GIVEN RECORDS:
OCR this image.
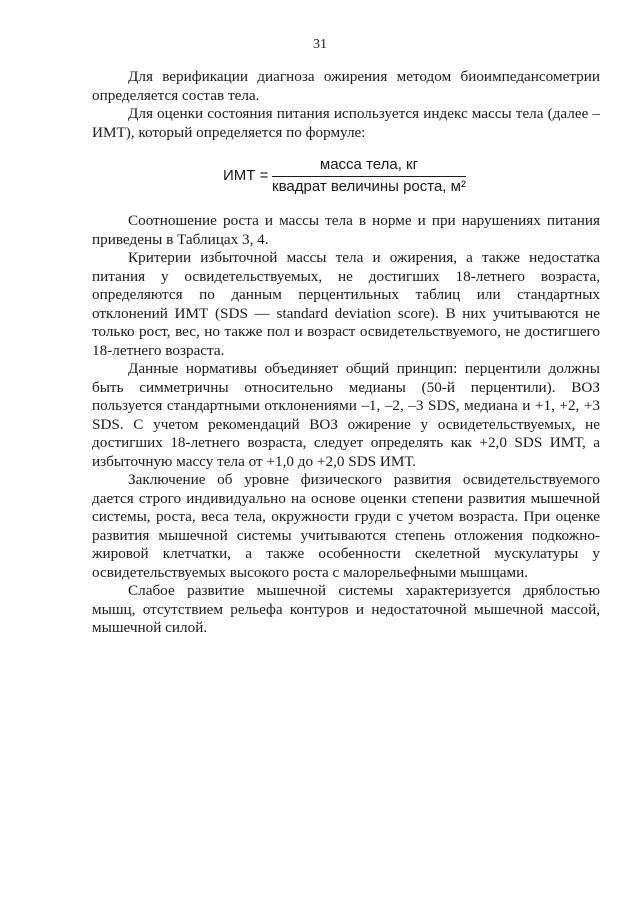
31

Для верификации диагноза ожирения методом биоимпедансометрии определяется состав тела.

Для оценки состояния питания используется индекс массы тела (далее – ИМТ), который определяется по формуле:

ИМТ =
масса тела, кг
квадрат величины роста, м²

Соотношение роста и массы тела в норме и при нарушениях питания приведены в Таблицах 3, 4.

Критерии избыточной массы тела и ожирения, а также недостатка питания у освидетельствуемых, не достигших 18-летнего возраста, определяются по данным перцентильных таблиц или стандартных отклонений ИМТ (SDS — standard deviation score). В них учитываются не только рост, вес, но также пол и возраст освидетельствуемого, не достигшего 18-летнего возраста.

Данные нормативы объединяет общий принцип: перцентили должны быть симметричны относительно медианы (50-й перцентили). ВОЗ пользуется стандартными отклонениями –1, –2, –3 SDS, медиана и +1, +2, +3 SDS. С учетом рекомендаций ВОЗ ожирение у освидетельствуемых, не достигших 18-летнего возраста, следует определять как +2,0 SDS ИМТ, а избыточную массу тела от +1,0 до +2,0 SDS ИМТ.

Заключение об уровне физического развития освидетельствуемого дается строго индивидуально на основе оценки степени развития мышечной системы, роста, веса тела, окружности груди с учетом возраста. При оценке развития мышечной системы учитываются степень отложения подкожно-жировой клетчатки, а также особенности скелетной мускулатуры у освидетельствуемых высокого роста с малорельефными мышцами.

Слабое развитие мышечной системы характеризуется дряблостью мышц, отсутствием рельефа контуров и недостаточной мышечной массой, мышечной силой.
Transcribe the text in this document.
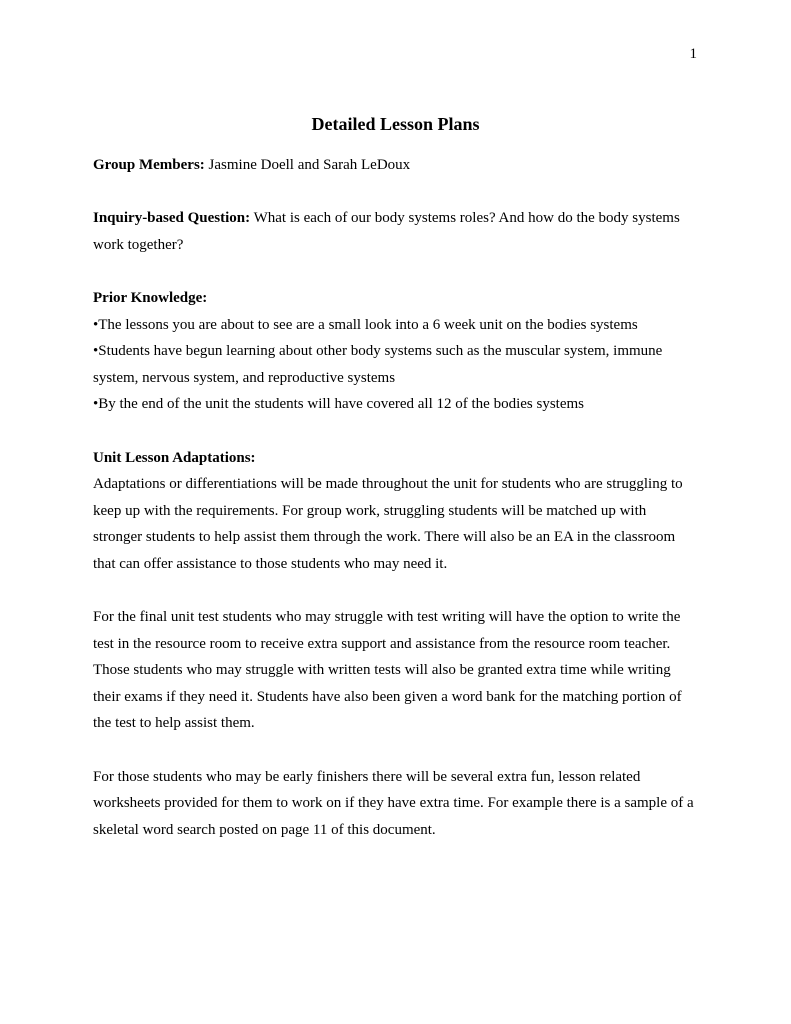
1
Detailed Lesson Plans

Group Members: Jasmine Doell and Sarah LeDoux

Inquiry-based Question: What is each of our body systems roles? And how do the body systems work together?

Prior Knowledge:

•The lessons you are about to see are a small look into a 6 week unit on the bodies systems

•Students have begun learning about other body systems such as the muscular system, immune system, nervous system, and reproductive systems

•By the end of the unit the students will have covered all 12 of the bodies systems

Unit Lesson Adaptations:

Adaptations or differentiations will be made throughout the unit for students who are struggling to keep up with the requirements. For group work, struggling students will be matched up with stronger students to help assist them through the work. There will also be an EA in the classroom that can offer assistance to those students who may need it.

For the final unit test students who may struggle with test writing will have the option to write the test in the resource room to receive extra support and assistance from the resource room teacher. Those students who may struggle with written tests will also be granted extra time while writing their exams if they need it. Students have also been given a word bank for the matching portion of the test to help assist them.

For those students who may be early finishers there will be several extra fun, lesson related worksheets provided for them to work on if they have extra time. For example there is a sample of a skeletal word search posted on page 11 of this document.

WHAT THE EXERCISE ASKS: Every record is to be reproduced exactly, with no pictures included.

SOLUTION FOR THIS PROBLEM:
OCR this image.
31

Для верификации диагноза ожирения методом биоимпедансометрии определяется состав тела.

Для оценки состояния питания используется индекс массы тела (далее – ИМТ), который определяется по формуле:

ИМТ =
масса тела, кг
квадрат величины роста, м²

Соотношение роста и массы тела в норме и при нарушениях питания приведены в Таблицах 3, 4.

Критерии избыточной массы тела и ожирения, а также недостатка питания у освидетельствуемых, не достигших 18-летнего возраста, определяются по данным перцентильных таблиц или стандартных отклонений ИМТ (SDS — standard deviation score). В них учитываются не только рост, вес, но также пол и возраст освидетельствуемого, не достигшего 18-летнего возраста.

Данные нормативы объединяет общий принцип: перцентили должны быть симметричны относительно медианы (50-й перцентили). ВОЗ пользуется стандартными отклонениями –1, –2, –3 SDS, медиана и +1, +2, +3 SDS. С учетом рекомендаций ВОЗ ожирение у освидетельствуемых, не достигших 18-летнего возраста, следует определять как +2,0 SDS ИМТ, а избыточную массу тела от +1,0 до +2,0 SDS ИМТ.

Заключение об уровне физического развития освидетельствуемого дается строго индивидуально на основе оценки степени развития мышечной системы, роста, веса тела, окружности груди с учетом возраста. При оценке развития мышечной системы учитываются степень отложения подкожно-жировой клетчатки, а также особенности скелетной мускулатуры у освидетельствуемых высокого роста с малорельефными мышцами.

Слабое развитие мышечной системы характеризуется дряблостью мышц, отсутствием рельефа контуров и недостаточной мышечной массой, мышечной силой.
Transcribe the text in this document.
1
Detailed Lesson Plans

Group Members: Jasmine Doell and Sarah LeDoux

Inquiry-based Question: What is each of our body systems roles? And how do the body systems work together?

Prior Knowledge:

•The lessons you are about to see are a small look into a 6 week unit on the bodies systems

•Students have begun learning about other body systems such as the muscular system, immune system, nervous system, and reproductive systems

•By the end of the unit the students will have covered all 12 of the bodies systems

Unit Lesson Adaptations:

Adaptations or differentiations will be made throughout the unit for students who are struggling to keep up with the requirements. For group work, struggling students will be matched up with stronger students to help assist them through the work. There will also be an EA in the classroom that can offer assistance to those students who may need it.

For the final unit test students who may struggle with test writing will have the option to write the test in the resource room to receive extra support and assistance from the resource room teacher. Those students who may struggle with written tests will also be granted extra time while writing their exams if they need it. Students have also been given a word bank for the matching portion of the test to help assist them.

For those students who may be early finishers there will be several extra fun, lesson related worksheets provided for them to work on if they have extra time. For example there is a sample of a skeletal word search posted on page 11 of this document.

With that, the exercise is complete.